▸ Actions to take:
[1] Return the part of the advice column that begins at the words "I have a friend" and stops after "practice mental prayer.".
[2] Condense the paragraph of the advice column that begins "If you are having a difficult time" into a shorter version that keeps its main points.
[3] Extend the advice column past its final sentence.

▸ Article:
What Would Jesus Do?

Q. How can I react to constant criticism in the manner that Jesus would expect?

Mary, via e-mail 

A. A lot depends on the nature of the criticism, and a lot depends on your personal level of holiness. While Jesus establishes a high bar for our behavior with His teachings at the Sermon on the Mount (Do unto others, turn the other cheek, etc., etc.), His own reactions varied depending on the circumstances and the issue at hand.

I have a friend who quips “no good deed goes unpunished.” It’s an ironic statement, but we always get a good chuckle from it.

If you are having a difficult time putting up with criticism, it’s time for you to turn to the assiduous practice of mental prayer and contemplate the passion of our Lord and Savior Jesus Christ. Any of our sufferings in this life pale in comparison with what Our Lord suffered. So that’s my recommendation: practice mental prayer.

Washing Hands at Mass

Q. Our priest that we were so blessed with for 24 years has just retired. This past weekend was our first Mass with the new priest. I’m sure he will be very much received in our parish, but at Mass this past weekend the servers brought up the towel and finger bowl for the priest to wash his hands, and he never did, he just continued with the Mass. The servers stood there for about five minutes, not knowing what to do, so they left the altar and just put it away. I thought the priests are supposed to wash their hands. Is it OK not to do it?

Name withheld by request, via e-mail 

A. Why your new priest does not wash his hands at Mass is beyond me. Perhaps his skin is allergic to water? Perhaps he has no desire for “interior purification?” Or perhaps he does not want to be like the Pharisees during the time of Our Lord who were self-satisfied by merely keeping the letter of the complex Mosaic law then in force?

▸ Material:

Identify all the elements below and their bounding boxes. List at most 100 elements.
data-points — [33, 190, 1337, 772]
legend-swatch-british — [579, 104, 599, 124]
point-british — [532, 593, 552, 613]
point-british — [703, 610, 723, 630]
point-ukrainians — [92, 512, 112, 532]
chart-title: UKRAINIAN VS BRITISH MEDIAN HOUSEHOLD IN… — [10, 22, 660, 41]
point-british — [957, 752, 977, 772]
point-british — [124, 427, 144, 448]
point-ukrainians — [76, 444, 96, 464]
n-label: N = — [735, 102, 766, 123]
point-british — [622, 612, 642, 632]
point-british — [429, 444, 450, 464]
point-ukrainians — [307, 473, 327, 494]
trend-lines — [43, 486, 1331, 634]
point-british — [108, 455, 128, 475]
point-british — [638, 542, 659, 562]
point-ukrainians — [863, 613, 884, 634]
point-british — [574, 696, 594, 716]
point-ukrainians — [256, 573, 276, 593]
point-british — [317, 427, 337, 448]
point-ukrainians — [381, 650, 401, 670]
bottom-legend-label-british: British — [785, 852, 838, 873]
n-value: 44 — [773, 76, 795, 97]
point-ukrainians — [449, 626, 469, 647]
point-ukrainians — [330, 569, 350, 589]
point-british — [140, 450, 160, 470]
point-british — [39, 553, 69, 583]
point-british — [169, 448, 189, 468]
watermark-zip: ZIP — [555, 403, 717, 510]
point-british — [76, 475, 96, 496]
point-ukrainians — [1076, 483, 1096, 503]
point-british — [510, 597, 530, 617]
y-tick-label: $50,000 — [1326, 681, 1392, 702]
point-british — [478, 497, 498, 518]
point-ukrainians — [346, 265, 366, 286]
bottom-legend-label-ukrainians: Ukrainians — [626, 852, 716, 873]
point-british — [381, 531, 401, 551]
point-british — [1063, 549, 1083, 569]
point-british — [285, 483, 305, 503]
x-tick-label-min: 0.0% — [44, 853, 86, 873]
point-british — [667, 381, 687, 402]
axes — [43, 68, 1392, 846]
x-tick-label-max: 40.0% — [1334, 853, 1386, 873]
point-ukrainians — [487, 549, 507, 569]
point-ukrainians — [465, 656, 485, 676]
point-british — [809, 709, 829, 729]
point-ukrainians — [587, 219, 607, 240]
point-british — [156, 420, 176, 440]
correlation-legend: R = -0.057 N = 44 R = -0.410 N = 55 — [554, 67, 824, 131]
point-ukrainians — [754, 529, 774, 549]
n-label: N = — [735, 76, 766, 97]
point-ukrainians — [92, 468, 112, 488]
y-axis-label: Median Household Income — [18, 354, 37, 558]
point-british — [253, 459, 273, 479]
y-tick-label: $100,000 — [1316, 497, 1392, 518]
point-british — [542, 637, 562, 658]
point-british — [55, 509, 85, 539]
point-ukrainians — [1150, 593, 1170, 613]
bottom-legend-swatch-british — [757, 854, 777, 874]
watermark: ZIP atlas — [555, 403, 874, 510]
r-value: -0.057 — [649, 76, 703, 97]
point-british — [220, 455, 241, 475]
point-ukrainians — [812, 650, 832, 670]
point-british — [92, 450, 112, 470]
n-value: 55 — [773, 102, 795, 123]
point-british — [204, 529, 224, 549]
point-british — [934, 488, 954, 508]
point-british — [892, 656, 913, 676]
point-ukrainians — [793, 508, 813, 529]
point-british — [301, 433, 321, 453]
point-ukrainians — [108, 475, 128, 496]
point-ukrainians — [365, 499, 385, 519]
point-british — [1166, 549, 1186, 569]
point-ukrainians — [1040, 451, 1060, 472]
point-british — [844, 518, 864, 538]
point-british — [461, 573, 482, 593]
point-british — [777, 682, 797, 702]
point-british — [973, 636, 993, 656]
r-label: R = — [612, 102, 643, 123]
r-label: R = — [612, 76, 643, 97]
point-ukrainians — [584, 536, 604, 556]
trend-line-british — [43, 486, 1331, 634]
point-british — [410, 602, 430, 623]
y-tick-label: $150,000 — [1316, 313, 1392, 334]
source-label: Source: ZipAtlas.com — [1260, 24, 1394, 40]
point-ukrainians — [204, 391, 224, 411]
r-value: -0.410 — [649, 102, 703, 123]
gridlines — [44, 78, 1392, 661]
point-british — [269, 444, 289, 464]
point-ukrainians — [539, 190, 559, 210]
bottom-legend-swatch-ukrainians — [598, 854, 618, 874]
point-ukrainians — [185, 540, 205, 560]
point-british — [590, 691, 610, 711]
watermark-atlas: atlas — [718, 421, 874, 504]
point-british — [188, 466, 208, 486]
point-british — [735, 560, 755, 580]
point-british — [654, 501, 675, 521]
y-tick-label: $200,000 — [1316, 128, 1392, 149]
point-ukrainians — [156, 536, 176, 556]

▸ Task results:
[1]
I have a friend who quips “no good deed goes unpunished.” It’s an ironic statement, but we always get a good chuckle from it.

If you are having a difficult time putting up with criticism, it’s time for you to turn to the assiduous practice of mental prayer and contemplate the passion of our Lord and Savior Jesus Christ. Any of our sufferings in this life pale in comparison with what Our Lord suffered. So that’s my recommendation: practice mental prayer.

[2] Anyone struggling to endure criticism should take up the diligent practice of mental prayer and meditate on the passion of Jesus Christ, because no suffering in this life compares with what He suffered.

[3]
But if you wish to know the answer, you will have to ask him directly. As for what the Church asks in this regard, here is what is stated in the GIRM:

“Then the Priest washes his hands at the side of the altar, a rite in which the desire for interior purification finds expression” (No. 76).

“After the prayer In spiritu humilitatis (With humble spirit) or after the incensation, the Priest washes his hands standing at the side of the altar and, as the minister pours the water, says quietly, Lava me, Domine (Wash me, O Lord)” (No. 145). 

Not Valid?

Q. I am wondering how it is possible that a marriage of 20 some years and that produced children could be found to be invalid? How can it not be valid?

Name withheld by request, via e-mail 

A. Many good people wonder the same thing, especially the children of such a putative marriage.

Still, upon investigation, ecclesiastical tribunals can discover incapacitating impediments or other factors that allow the Church authorities to declare that the marriage attempted 20 years previously was null and void. When that happens, the Church issues a decree of annulment.

Sometimes couples seek a divorce and annulment because marital life has become difficult over time, but difficulties do not mean that the original marital consent was invalid. Popes John Paul II and Benedict XVI reiterated this message in their yearly addresses to the Roman Rota.

However, declaring a marriage null does not necessarily address or resolve the deeper issues that led to the breakup of the marriage. What is needed is brutal honesty, humility and a spirit of sacrifice if couples are to remain married and find peace and joy in this life. 

Married Life

Q. In a previous answer to a question about attending weddings [Editor’s note: Discussed across several issus of TCA], I was troubled by the response. It stated the failure to have sexual intercourse is an impediment to marriage. After approximately 40 years of marriage, due to health reasons, my husband and I decided to end this portion of our marriage. Is our marriage still valid? Should we be confessing this?

Name withheld, via e-mail 

A. It is necessary to read the answers carefully. Let me reprint what I previously wrote and then explain. I wrote: “Two persons of the same sex cannot procreate children, so marriage is not possible.” My answer dealt with the question of so-called same-sex marriage. I never stated “failure to have sexual intercourse is an impediment to marriage,” although it is true that “antecedent and perpetual impotence” is an impediment to marriage before you get married. If the impotence develops after marriage, it is not an impediment to matrimonial consent, although it certainly can be a difficult cross for some couples to bear.

If, after 40 years, you and your husband are unable to consummate the marital embrace, your marriage is still valid and there is nothing to confess in this regard. Still, it is important for couples to spend time close together as they age in grace and wisdom. 

What is the Code of Canons?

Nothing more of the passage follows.